• [Exercise] Return a copy of each line that holds the string "猫を叱る時に".

• [Record set]
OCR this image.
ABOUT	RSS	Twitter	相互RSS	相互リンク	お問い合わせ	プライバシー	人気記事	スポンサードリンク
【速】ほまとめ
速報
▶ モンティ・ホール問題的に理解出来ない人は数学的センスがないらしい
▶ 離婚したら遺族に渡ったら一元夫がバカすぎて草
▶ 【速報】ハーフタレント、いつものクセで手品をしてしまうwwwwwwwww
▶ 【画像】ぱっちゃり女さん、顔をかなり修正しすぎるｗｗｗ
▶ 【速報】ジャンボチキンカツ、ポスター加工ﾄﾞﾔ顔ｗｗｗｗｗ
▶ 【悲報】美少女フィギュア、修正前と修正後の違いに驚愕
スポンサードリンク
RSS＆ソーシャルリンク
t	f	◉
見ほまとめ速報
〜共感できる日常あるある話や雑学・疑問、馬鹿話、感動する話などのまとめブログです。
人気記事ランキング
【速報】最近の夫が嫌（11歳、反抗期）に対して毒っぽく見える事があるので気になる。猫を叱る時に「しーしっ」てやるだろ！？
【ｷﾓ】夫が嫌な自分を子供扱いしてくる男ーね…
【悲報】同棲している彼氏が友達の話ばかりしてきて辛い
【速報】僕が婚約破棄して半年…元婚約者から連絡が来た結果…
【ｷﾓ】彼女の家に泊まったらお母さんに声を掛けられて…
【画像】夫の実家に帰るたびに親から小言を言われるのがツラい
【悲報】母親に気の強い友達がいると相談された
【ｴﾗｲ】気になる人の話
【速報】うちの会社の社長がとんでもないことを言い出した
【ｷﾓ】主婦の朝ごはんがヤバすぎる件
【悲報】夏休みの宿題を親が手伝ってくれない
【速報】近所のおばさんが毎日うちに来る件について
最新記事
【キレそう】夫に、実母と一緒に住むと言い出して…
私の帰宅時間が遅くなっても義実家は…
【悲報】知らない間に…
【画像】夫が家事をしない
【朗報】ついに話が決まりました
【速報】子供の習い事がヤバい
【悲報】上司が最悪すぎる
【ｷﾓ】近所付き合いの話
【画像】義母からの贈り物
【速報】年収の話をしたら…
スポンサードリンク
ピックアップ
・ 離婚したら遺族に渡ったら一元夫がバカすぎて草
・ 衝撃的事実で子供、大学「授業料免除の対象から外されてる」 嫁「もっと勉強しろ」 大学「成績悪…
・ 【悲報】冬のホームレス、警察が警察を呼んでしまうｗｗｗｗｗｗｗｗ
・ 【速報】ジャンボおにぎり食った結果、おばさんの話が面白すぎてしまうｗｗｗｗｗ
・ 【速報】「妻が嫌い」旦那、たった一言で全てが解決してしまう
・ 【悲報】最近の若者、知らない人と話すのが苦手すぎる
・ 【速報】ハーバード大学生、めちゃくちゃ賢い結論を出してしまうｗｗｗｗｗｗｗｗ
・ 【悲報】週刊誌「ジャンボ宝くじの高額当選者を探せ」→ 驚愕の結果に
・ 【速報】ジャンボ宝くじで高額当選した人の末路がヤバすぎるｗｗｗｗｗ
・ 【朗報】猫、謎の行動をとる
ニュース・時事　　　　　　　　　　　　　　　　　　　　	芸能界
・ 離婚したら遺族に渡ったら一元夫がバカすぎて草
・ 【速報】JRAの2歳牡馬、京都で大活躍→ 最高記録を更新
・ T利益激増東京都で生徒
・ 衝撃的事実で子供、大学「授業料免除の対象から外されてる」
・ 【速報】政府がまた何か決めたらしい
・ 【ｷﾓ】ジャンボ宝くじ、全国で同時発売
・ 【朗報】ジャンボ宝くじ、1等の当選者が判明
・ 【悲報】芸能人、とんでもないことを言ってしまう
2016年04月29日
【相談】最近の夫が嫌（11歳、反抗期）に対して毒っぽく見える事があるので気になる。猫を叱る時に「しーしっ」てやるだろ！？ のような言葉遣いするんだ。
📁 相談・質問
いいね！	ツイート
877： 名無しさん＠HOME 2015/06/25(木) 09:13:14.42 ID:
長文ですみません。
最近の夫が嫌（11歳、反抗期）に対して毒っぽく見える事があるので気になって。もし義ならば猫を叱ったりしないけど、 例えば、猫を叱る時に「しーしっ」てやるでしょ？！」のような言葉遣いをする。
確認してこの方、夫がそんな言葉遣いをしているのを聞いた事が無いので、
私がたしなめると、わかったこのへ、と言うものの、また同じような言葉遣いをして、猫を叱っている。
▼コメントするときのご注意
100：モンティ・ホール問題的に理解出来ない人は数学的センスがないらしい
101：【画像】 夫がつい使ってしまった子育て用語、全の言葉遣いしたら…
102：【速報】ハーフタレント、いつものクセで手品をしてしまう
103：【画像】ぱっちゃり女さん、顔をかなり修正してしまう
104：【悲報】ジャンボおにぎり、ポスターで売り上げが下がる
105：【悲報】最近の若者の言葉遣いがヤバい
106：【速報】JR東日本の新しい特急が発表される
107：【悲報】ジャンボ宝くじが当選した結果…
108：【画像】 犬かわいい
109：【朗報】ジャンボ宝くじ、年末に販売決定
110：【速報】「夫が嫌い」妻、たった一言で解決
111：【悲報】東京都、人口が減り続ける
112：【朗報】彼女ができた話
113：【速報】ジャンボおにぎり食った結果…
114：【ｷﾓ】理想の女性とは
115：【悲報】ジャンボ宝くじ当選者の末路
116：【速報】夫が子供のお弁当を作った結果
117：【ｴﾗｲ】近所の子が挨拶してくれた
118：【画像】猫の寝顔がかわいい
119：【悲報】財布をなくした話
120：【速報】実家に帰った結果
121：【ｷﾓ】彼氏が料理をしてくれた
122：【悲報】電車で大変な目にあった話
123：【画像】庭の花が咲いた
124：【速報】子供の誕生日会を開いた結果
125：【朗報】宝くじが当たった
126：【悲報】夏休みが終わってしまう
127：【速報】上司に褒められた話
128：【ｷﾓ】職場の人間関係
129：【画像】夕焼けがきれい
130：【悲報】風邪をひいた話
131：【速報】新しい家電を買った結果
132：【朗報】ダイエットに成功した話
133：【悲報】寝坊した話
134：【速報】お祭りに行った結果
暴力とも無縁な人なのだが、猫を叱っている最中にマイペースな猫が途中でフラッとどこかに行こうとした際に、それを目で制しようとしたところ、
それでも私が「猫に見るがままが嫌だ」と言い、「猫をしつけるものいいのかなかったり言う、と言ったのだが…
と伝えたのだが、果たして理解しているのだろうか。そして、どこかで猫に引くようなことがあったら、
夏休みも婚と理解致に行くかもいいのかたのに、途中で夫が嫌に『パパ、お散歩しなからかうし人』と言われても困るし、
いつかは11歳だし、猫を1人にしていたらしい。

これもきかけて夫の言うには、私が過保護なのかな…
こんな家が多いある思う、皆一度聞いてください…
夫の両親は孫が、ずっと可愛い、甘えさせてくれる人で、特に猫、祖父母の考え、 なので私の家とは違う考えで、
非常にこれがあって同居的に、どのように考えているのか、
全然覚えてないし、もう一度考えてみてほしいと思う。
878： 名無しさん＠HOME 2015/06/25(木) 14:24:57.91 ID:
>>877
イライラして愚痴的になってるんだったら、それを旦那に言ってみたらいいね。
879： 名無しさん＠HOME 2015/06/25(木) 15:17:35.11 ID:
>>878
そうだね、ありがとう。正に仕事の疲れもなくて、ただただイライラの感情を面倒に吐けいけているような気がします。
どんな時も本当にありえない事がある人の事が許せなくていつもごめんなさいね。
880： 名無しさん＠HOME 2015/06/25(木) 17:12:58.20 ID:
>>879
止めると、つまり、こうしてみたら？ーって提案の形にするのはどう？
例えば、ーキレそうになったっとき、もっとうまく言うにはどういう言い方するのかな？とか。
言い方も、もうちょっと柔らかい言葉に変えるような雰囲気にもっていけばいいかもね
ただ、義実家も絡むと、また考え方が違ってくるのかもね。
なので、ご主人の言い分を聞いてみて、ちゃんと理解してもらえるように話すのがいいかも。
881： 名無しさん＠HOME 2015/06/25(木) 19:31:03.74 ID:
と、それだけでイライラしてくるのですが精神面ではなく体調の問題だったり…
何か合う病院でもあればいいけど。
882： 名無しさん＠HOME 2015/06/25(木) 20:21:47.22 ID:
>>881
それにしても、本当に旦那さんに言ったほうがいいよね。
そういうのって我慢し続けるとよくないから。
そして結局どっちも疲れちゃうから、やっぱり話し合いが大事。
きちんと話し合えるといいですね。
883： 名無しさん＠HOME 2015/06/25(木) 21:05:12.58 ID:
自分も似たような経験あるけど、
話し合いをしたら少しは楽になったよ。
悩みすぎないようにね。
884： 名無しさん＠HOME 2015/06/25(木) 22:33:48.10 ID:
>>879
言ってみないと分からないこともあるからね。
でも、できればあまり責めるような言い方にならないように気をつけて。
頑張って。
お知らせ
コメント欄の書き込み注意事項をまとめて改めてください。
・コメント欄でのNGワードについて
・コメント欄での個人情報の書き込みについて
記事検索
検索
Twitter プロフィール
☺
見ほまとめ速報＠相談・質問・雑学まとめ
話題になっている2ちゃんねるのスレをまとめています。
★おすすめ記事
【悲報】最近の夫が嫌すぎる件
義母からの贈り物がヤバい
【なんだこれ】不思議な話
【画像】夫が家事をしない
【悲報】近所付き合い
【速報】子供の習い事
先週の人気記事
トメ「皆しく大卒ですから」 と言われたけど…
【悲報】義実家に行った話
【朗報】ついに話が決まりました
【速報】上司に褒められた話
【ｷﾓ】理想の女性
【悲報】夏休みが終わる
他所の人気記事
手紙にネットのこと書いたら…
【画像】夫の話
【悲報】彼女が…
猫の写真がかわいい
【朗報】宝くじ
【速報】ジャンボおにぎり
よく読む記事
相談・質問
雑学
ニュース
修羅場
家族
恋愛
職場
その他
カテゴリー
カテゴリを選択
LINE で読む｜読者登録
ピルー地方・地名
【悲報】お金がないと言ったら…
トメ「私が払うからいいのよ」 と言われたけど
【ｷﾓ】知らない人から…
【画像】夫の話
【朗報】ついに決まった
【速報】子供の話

• [Exercise output]
【速報】最近の夫が嫌（11歳、反抗期）に対して毒っぽく見える事があるので気になる。猫を叱る時に「しーしっ」てやるだろ！？
【相談】最近の夫が嫌（11歳、反抗期）に対して毒っぽく見える事があるので気になる。猫を叱る時に「しーしっ」てやるだろ！？ のような言葉遣いするんだ。
最近の夫が嫌（11歳、反抗期）に対して毒っぽく見える事があるので気になって。もし義ならば猫を叱ったりしないけど、 例えば、猫を叱る時に「しーしっ」てやるでしょ？！」のような言葉遣いをする。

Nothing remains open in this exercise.